_Input for this task_:
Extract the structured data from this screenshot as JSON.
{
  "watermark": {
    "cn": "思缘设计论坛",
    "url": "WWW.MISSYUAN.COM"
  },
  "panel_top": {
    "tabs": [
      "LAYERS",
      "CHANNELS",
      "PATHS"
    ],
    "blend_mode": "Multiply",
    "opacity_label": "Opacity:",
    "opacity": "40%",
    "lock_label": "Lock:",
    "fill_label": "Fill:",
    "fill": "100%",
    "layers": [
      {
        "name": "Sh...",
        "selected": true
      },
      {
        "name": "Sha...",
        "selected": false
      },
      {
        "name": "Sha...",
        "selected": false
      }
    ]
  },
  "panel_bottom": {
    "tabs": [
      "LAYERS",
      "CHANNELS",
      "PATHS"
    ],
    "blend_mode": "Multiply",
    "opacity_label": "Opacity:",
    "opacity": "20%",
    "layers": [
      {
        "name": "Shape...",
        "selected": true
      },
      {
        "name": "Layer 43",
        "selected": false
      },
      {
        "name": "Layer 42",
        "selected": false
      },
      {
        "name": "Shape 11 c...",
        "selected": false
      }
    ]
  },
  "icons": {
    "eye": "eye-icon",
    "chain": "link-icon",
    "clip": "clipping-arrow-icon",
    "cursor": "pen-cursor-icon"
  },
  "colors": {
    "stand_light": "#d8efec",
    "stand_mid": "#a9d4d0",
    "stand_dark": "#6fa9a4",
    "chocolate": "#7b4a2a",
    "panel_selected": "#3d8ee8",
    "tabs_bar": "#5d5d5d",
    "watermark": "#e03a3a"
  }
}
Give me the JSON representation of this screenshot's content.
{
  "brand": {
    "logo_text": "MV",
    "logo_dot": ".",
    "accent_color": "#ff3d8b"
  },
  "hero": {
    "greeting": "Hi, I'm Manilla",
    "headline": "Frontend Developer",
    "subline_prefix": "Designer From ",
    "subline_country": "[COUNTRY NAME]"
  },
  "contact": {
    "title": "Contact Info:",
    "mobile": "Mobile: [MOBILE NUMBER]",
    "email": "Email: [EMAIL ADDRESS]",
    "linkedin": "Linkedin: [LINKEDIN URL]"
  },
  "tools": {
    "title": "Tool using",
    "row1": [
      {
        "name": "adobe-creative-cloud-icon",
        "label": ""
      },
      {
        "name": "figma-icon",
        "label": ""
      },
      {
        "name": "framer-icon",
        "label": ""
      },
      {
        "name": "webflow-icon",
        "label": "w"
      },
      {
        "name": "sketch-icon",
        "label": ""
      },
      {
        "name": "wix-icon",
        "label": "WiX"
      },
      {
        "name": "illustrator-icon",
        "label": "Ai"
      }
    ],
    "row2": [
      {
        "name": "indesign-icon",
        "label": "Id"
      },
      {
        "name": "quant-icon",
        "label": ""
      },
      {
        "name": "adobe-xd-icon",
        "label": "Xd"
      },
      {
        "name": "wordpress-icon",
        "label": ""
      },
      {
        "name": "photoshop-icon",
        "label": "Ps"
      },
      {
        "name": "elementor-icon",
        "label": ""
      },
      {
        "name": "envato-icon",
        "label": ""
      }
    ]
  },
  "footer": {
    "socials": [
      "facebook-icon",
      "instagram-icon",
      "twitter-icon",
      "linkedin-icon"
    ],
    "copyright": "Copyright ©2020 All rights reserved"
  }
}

_Problem details_: All of the lines above need to be given again exactly.

_Problem solution_:
Extract the structured data from this screenshot as JSON.
{
  "watermark": {
    "cn": "思缘设计论坛",
    "url": "WWW.MISSYUAN.COM"
  },
  "panel_top": {
    "tabs": [
      "LAYERS",
      "CHANNELS",
      "PATHS"
    ],
    "blend_mode": "Multiply",
    "opacity_label": "Opacity:",
    "opacity": "40%",
    "lock_label": "Lock:",
    "fill_label": "Fill:",
    "fill": "100%",
    "layers": [
      {
        "name": "Sh...",
        "selected": true
      },
      {
        "name": "Sha...",
        "selected": false
      },
      {
        "name": "Sha...",
        "selected": false
      }
    ]
  },
  "panel_bottom": {
    "tabs": [
      "LAYERS",
      "CHANNELS",
      "PATHS"
    ],
    "blend_mode": "Multiply",
    "opacity_label": "Opacity:",
    "opacity": "20%",
    "layers": [
      {
        "name": "Shape...",
        "selected": true
      },
      {
        "name": "Layer 43",
        "selected": false
      },
      {
        "name": "Layer 42",
        "selected": false
      },
      {
        "name": "Shape 11 c...",
        "selected": false
      }
    ]
  },
  "icons": {
    "eye": "eye-icon",
    "chain": "link-icon",
    "clip": "clipping-arrow-icon",
    "cursor": "pen-cursor-icon"
  },
  "colors": {
    "stand_light": "#d8efec",
    "stand_mid": "#a9d4d0",
    "stand_dark": "#6fa9a4",
    "chocolate": "#7b4a2a",
    "panel_selected": "#3d8ee8",
    "tabs_bar": "#5d5d5d",
    "watermark": "#e03a3a"
  }
}
Give me the JSON representation of this screenshot's content.
{
  "brand": {
    "logo_text": "MV",
    "logo_dot": ".",
    "accent_color": "#ff3d8b"
  },
  "hero": {
    "greeting": "Hi, I'm Manilla",
    "headline": "Frontend Developer",
    "subline_prefix": "Designer From ",
    "subline_country": "[COUNTRY NAME]"
  },
  "contact": {
    "title": "Contact Info:",
    "mobile": "Mobile: [MOBILE NUMBER]",
    "email": "Email: [EMAIL ADDRESS]",
    "linkedin": "Linkedin: [LINKEDIN URL]"
  },
  "tools": {
    "title": "Tool using",
    "row1": [
      {
        "name": "adobe-creative-cloud-icon",
        "label": ""
      },
      {
        "name": "figma-icon",
        "label": ""
      },
      {
        "name": "framer-icon",
        "label": ""
      },
      {
        "name": "webflow-icon",
        "label": "w"
      },
      {
        "name": "sketch-icon",
        "label": ""
      },
      {
        "name": "wix-icon",
        "label": "WiX"
      },
      {
        "name": "illustrator-icon",
        "label": "Ai"
      }
    ],
    "row2": [
      {
        "name": "indesign-icon",
        "label": "Id"
      },
      {
        "name": "quant-icon",
        "label": ""
      },
      {
        "name": "adobe-xd-icon",
        "label": "Xd"
      },
      {
        "name": "wordpress-icon",
        "label": ""
      },
      {
        "name": "photoshop-icon",
        "label": "Ps"
      },
      {
        "name": "elementor-icon",
        "label": ""
      },
      {
        "name": "envato-icon",
        "label": ""
      }
    ]
  },
  "footer": {
    "socials": [
      "facebook-icon",
      "instagram-icon",
      "twitter-icon",
      "linkedin-icon"
    ],
    "copyright": "Copyright ©2020 All rights reserved"
  }
}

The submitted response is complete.